— start of Data to use —
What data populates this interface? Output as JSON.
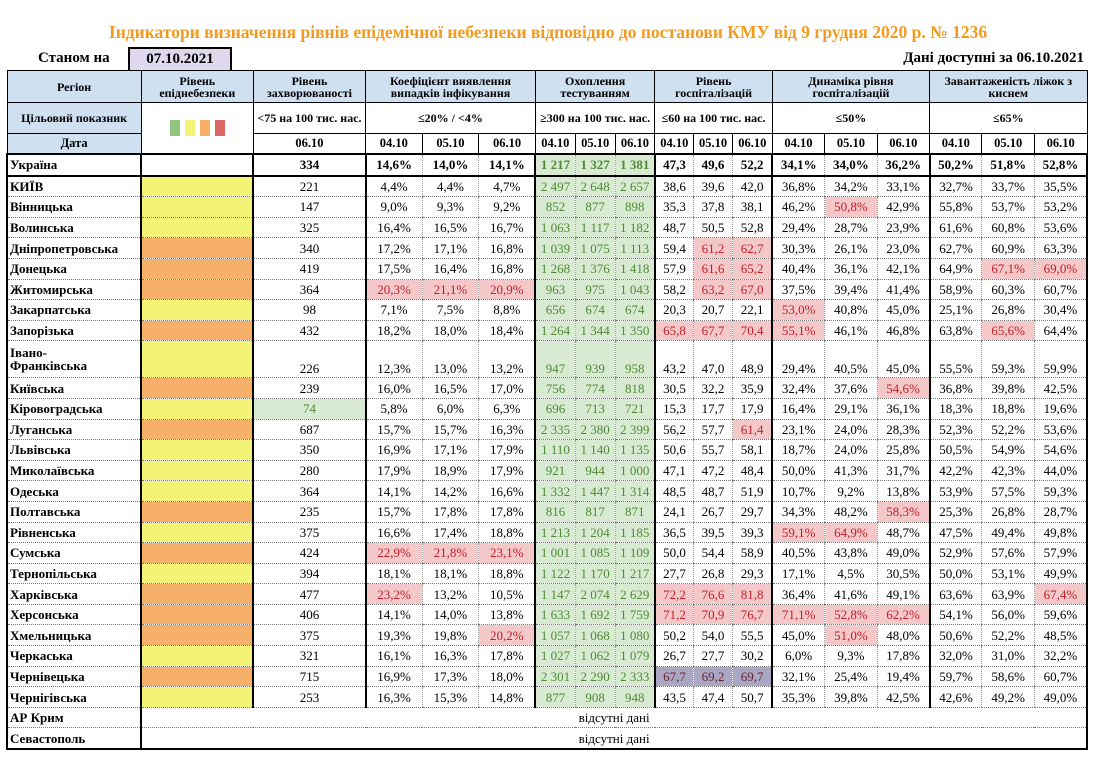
{
  "title": "Індикатори визначення рівнів епідемічної небезпеки відповідно до постанови КМУ від 9 грудня 2020 р. № 1236",
  "as_of_label": "Станом на",
  "as_of_date": "07.10.2021",
  "available_label": "Дані доступні за  06.10.2021",
  "headers": {
    "region": "Регіон",
    "level": "Рівень епіднебезпеки",
    "incidence": "Рівень захворюваності",
    "detection": "Коефіцієнт виявлення випадків інфікування",
    "testing": "Охоплення тестуванням",
    "hosp": "Рівень госпіталізацій",
    "hosp_dyn": "Динаміка рівня госпіталізацій",
    "oxygen": "Завантаженість ліжок з киснем"
  },
  "targets": {
    "label": "Цільовий показник",
    "incidence": "<75 на 100 тис. нас.",
    "detection": "≤20% / <4%",
    "testing": "≥300 на 100 тис. нас.",
    "hosp": "≤60 на 100 тис. нас.",
    "hosp_dyn": "≤50%",
    "oxygen": "≤65%"
  },
  "legend_colors": [
    "#93c47d",
    "#f3f376",
    "#f6b06a",
    "#e06666"
  ],
  "dates_label": "Дата",
  "incidence_date": "06.10",
  "dates": [
    "04.10",
    "05.10",
    "06.10"
  ],
  "no_data": "відсутні дані",
  "ukraine": {
    "name": "Україна",
    "incidence": "334",
    "detection": [
      "14,6%",
      "14,0%",
      "14,1%"
    ],
    "testing": [
      "1 217",
      "1 327",
      "1 381"
    ],
    "hosp": [
      "47,3",
      "49,6",
      "52,2"
    ],
    "hosp_dyn": [
      "34,1%",
      "34,0%",
      "36,2%"
    ],
    "oxygen": [
      "50,2%",
      "51,8%",
      "52,8%"
    ]
  },
  "rows": [
    {
      "name": "КИЇВ",
      "level": "yellow",
      "incidence": "221",
      "detection": [
        "4,4%",
        "4,4%",
        "4,7%"
      ],
      "testing": [
        "2 497",
        "2 648",
        "2 657"
      ],
      "hosp": [
        "38,6",
        "39,6",
        "42,0"
      ],
      "hosp_dyn": [
        "36,8%",
        "34,2%",
        "33,1%"
      ],
      "oxygen": [
        "32,7%",
        "33,7%",
        "35,5%"
      ]
    },
    {
      "name": "Вінницька",
      "level": "yellow",
      "incidence": "147",
      "detection": [
        "9,0%",
        "9,3%",
        "9,2%"
      ],
      "testing": [
        "852",
        "877",
        "898"
      ],
      "hosp": [
        "35,3",
        "37,8",
        "38,1"
      ],
      "hosp_dyn": [
        "46,2%",
        "50,8%",
        "42,9%"
      ],
      "oxygen": [
        "55,8%",
        "53,7%",
        "53,2%"
      ]
    },
    {
      "name": "Волинська",
      "level": "yellow",
      "incidence": "325",
      "detection": [
        "16,4%",
        "16,5%",
        "16,7%"
      ],
      "testing": [
        "1 063",
        "1 117",
        "1 182"
      ],
      "hosp": [
        "48,7",
        "50,5",
        "52,8"
      ],
      "hosp_dyn": [
        "29,4%",
        "28,7%",
        "23,9%"
      ],
      "oxygen": [
        "61,6%",
        "60,8%",
        "53,6%"
      ]
    },
    {
      "name": "Дніпропетровська",
      "level": "orange",
      "incidence": "340",
      "detection": [
        "17,2%",
        "17,1%",
        "16,8%"
      ],
      "testing": [
        "1 039",
        "1 075",
        "1 113"
      ],
      "hosp": [
        "59,4",
        "61,2",
        "62,7"
      ],
      "hosp_dyn": [
        "30,3%",
        "26,1%",
        "23,0%"
      ],
      "oxygen": [
        "62,7%",
        "60,9%",
        "63,3%"
      ]
    },
    {
      "name": "Донецька",
      "level": "orange",
      "incidence": "419",
      "detection": [
        "17,5%",
        "16,4%",
        "16,8%"
      ],
      "testing": [
        "1 268",
        "1 376",
        "1 418"
      ],
      "hosp": [
        "57,9",
        "61,6",
        "65,2"
      ],
      "hosp_dyn": [
        "40,4%",
        "36,1%",
        "42,1%"
      ],
      "oxygen": [
        "64,9%",
        "67,1%",
        "69,0%"
      ]
    },
    {
      "name": "Житомирська",
      "level": "orange",
      "incidence": "364",
      "detection": [
        "20,3%",
        "21,1%",
        "20,9%"
      ],
      "testing": [
        "963",
        "975",
        "1 043"
      ],
      "hosp": [
        "58,2",
        "63,2",
        "67,0"
      ],
      "hosp_dyn": [
        "37,5%",
        "39,4%",
        "41,4%"
      ],
      "oxygen": [
        "58,9%",
        "60,3%",
        "60,7%"
      ]
    },
    {
      "name": "Закарпатська",
      "level": "yellow",
      "incidence": "98",
      "detection": [
        "7,1%",
        "7,5%",
        "8,8%"
      ],
      "testing": [
        "656",
        "674",
        "674"
      ],
      "hosp": [
        "20,3",
        "20,7",
        "22,1"
      ],
      "hosp_dyn": [
        "53,0%",
        "40,8%",
        "45,0%"
      ],
      "oxygen": [
        "25,1%",
        "26,8%",
        "30,4%"
      ]
    },
    {
      "name": "Запорізька",
      "level": "orange",
      "incidence": "432",
      "detection": [
        "18,2%",
        "18,0%",
        "18,4%"
      ],
      "testing": [
        "1 264",
        "1 344",
        "1 350"
      ],
      "hosp": [
        "65,8",
        "67,7",
        "70,4"
      ],
      "hosp_dyn": [
        "55,1%",
        "46,1%",
        "46,8%"
      ],
      "oxygen": [
        "63,8%",
        "65,6%",
        "64,4%"
      ]
    },
    {
      "name": "Івано-Франківська",
      "level": "yellow",
      "incidence": "226",
      "detection": [
        "12,3%",
        "13,0%",
        "13,2%"
      ],
      "testing": [
        "947",
        "939",
        "958"
      ],
      "hosp": [
        "43,2",
        "47,0",
        "48,9"
      ],
      "hosp_dyn": [
        "29,4%",
        "40,5%",
        "45,0%"
      ],
      "oxygen": [
        "55,5%",
        "59,3%",
        "59,9%"
      ]
    },
    {
      "name": "Київська",
      "level": "orange",
      "incidence": "239",
      "detection": [
        "16,0%",
        "16,5%",
        "17,0%"
      ],
      "testing": [
        "756",
        "774",
        "818"
      ],
      "hosp": [
        "30,5",
        "32,2",
        "35,9"
      ],
      "hosp_dyn": [
        "32,4%",
        "37,6%",
        "54,6%"
      ],
      "oxygen": [
        "36,8%",
        "39,8%",
        "42,5%"
      ]
    },
    {
      "name": "Кіровоградська",
      "level": "yellow",
      "incidence": "74",
      "detection": [
        "5,8%",
        "6,0%",
        "6,3%"
      ],
      "testing": [
        "696",
        "713",
        "721"
      ],
      "hosp": [
        "15,3",
        "17,7",
        "17,9"
      ],
      "hosp_dyn": [
        "16,4%",
        "29,1%",
        "36,1%"
      ],
      "oxygen": [
        "18,3%",
        "18,8%",
        "19,6%"
      ]
    },
    {
      "name": "Луганська",
      "level": "orange",
      "incidence": "687",
      "detection": [
        "15,7%",
        "15,7%",
        "16,3%"
      ],
      "testing": [
        "2 335",
        "2 380",
        "2 399"
      ],
      "hosp": [
        "56,2",
        "57,7",
        "61,4"
      ],
      "hosp_dyn": [
        "23,1%",
        "24,0%",
        "28,3%"
      ],
      "oxygen": [
        "52,3%",
        "52,2%",
        "53,6%"
      ]
    },
    {
      "name": "Львівська",
      "level": "yellow",
      "incidence": "350",
      "detection": [
        "16,9%",
        "17,1%",
        "17,9%"
      ],
      "testing": [
        "1 110",
        "1 140",
        "1 135"
      ],
      "hosp": [
        "50,6",
        "55,7",
        "58,1"
      ],
      "hosp_dyn": [
        "18,7%",
        "24,0%",
        "25,8%"
      ],
      "oxygen": [
        "50,5%",
        "54,9%",
        "54,6%"
      ]
    },
    {
      "name": "Миколаївська",
      "level": "yellow",
      "incidence": "280",
      "detection": [
        "17,9%",
        "18,9%",
        "17,9%"
      ],
      "testing": [
        "921",
        "944",
        "1 000"
      ],
      "hosp": [
        "47,1",
        "47,2",
        "48,4"
      ],
      "hosp_dyn": [
        "50,0%",
        "41,3%",
        "31,7%"
      ],
      "oxygen": [
        "42,2%",
        "42,3%",
        "44,0%"
      ]
    },
    {
      "name": "Одеська",
      "level": "yellow",
      "incidence": "364",
      "detection": [
        "14,1%",
        "14,2%",
        "16,6%"
      ],
      "testing": [
        "1 332",
        "1 447",
        "1 314"
      ],
      "hosp": [
        "48,5",
        "48,7",
        "51,9"
      ],
      "hosp_dyn": [
        "10,7%",
        "9,2%",
        "13,8%"
      ],
      "oxygen": [
        "53,9%",
        "57,5%",
        "59,3%"
      ]
    },
    {
      "name": "Полтавська",
      "level": "orange",
      "incidence": "235",
      "detection": [
        "15,7%",
        "17,8%",
        "17,8%"
      ],
      "testing": [
        "816",
        "817",
        "871"
      ],
      "hosp": [
        "24,1",
        "26,7",
        "29,7"
      ],
      "hosp_dyn": [
        "34,3%",
        "48,2%",
        "58,3%"
      ],
      "oxygen": [
        "25,3%",
        "26,8%",
        "28,7%"
      ]
    },
    {
      "name": "Рівненська",
      "level": "yellow",
      "incidence": "375",
      "detection": [
        "16,6%",
        "17,4%",
        "18,8%"
      ],
      "testing": [
        "1 213",
        "1 204",
        "1 185"
      ],
      "hosp": [
        "36,5",
        "39,5",
        "39,3"
      ],
      "hosp_dyn": [
        "59,1%",
        "64,9%",
        "48,7%"
      ],
      "oxygen": [
        "47,5%",
        "49,4%",
        "49,8%"
      ]
    },
    {
      "name": "Сумська",
      "level": "orange",
      "incidence": "424",
      "detection": [
        "22,9%",
        "21,8%",
        "23,1%"
      ],
      "testing": [
        "1 001",
        "1 085",
        "1 109"
      ],
      "hosp": [
        "50,0",
        "54,4",
        "58,9"
      ],
      "hosp_dyn": [
        "40,5%",
        "43,8%",
        "49,0%"
      ],
      "oxygen": [
        "52,9%",
        "57,6%",
        "57,9%"
      ]
    },
    {
      "name": "Тернопільська",
      "level": "yellow",
      "incidence": "394",
      "detection": [
        "18,1%",
        "18,1%",
        "18,8%"
      ],
      "testing": [
        "1 122",
        "1 170",
        "1 217"
      ],
      "hosp": [
        "27,7",
        "26,8",
        "29,3"
      ],
      "hosp_dyn": [
        "17,1%",
        "4,5%",
        "30,5%"
      ],
      "oxygen": [
        "50,0%",
        "53,1%",
        "49,9%"
      ]
    },
    {
      "name": "Харківська",
      "level": "orange",
      "incidence": "477",
      "detection": [
        "23,2%",
        "13,2%",
        "10,5%"
      ],
      "testing": [
        "1 147",
        "2 074",
        "2 629"
      ],
      "hosp": [
        "72,2",
        "76,6",
        "81,8"
      ],
      "hosp_dyn": [
        "36,4%",
        "41,6%",
        "49,1%"
      ],
      "oxygen": [
        "63,6%",
        "63,9%",
        "67,4%"
      ]
    },
    {
      "name": "Херсонська",
      "level": "orange",
      "incidence": "406",
      "detection": [
        "14,1%",
        "14,0%",
        "13,8%"
      ],
      "testing": [
        "1 633",
        "1 692",
        "1 759"
      ],
      "hosp": [
        "71,2",
        "70,9",
        "76,7"
      ],
      "hosp_dyn": [
        "71,1%",
        "52,8%",
        "62,2%"
      ],
      "oxygen": [
        "54,1%",
        "56,0%",
        "59,6%"
      ]
    },
    {
      "name": "Хмельницька",
      "level": "orange",
      "incidence": "375",
      "detection": [
        "19,3%",
        "19,8%",
        "20,2%"
      ],
      "testing": [
        "1 057",
        "1 068",
        "1 080"
      ],
      "hosp": [
        "50,2",
        "54,0",
        "55,5"
      ],
      "hosp_dyn": [
        "45,0%",
        "51,0%",
        "48,0%"
      ],
      "oxygen": [
        "50,6%",
        "52,2%",
        "48,5%"
      ]
    },
    {
      "name": "Черкаська",
      "level": "yellow",
      "incidence": "321",
      "detection": [
        "16,1%",
        "16,3%",
        "17,8%"
      ],
      "testing": [
        "1 027",
        "1 062",
        "1 079"
      ],
      "hosp": [
        "26,7",
        "27,7",
        "30,2"
      ],
      "hosp_dyn": [
        "6,0%",
        "9,3%",
        "17,8%"
      ],
      "oxygen": [
        "32,0%",
        "31,0%",
        "32,2%"
      ]
    },
    {
      "name": "Чернівецька",
      "level": "orange",
      "incidence": "715",
      "detection": [
        "16,9%",
        "17,3%",
        "18,0%"
      ],
      "testing": [
        "2 301",
        "2 290",
        "2 333"
      ],
      "hosp": [
        "67,7",
        "69,2",
        "69,7"
      ],
      "hosp_dyn": [
        "32,1%",
        "25,4%",
        "19,4%"
      ],
      "oxygen": [
        "59,7%",
        "58,6%",
        "60,7%"
      ]
    },
    {
      "name": "Чернігівська",
      "level": "yellow",
      "incidence": "253",
      "detection": [
        "16,3%",
        "15,3%",
        "14,8%"
      ],
      "testing": [
        "877",
        "908",
        "948"
      ],
      "hosp": [
        "43,5",
        "47,4",
        "50,7"
      ],
      "hosp_dyn": [
        "35,3%",
        "39,8%",
        "42,5%"
      ],
      "oxygen": [
        "42,6%",
        "49,2%",
        "49,0%"
      ]
    }
  ],
  "no_data_rows": [
    "АР Крим",
    "Севастополь"
  ],
  "colors": {
    "title": "#f39a1e",
    "header_bg": "#cfe0f1",
    "testing_bg": "#d9ead3",
    "alert_bg": "#f4c7c9",
    "alert_text": "#c0202a",
    "level_yellow": "#f3f376",
    "level_orange": "#f6b06a"
  }
}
— end of Data to use —
Find the lines with the string "госпіталізацій" and reproduce them.

| Response for this exercise |
    "hosp": "Рівень госпіталізацій",
    "hosp_dyn": "Динаміка рівня госпіталізацій",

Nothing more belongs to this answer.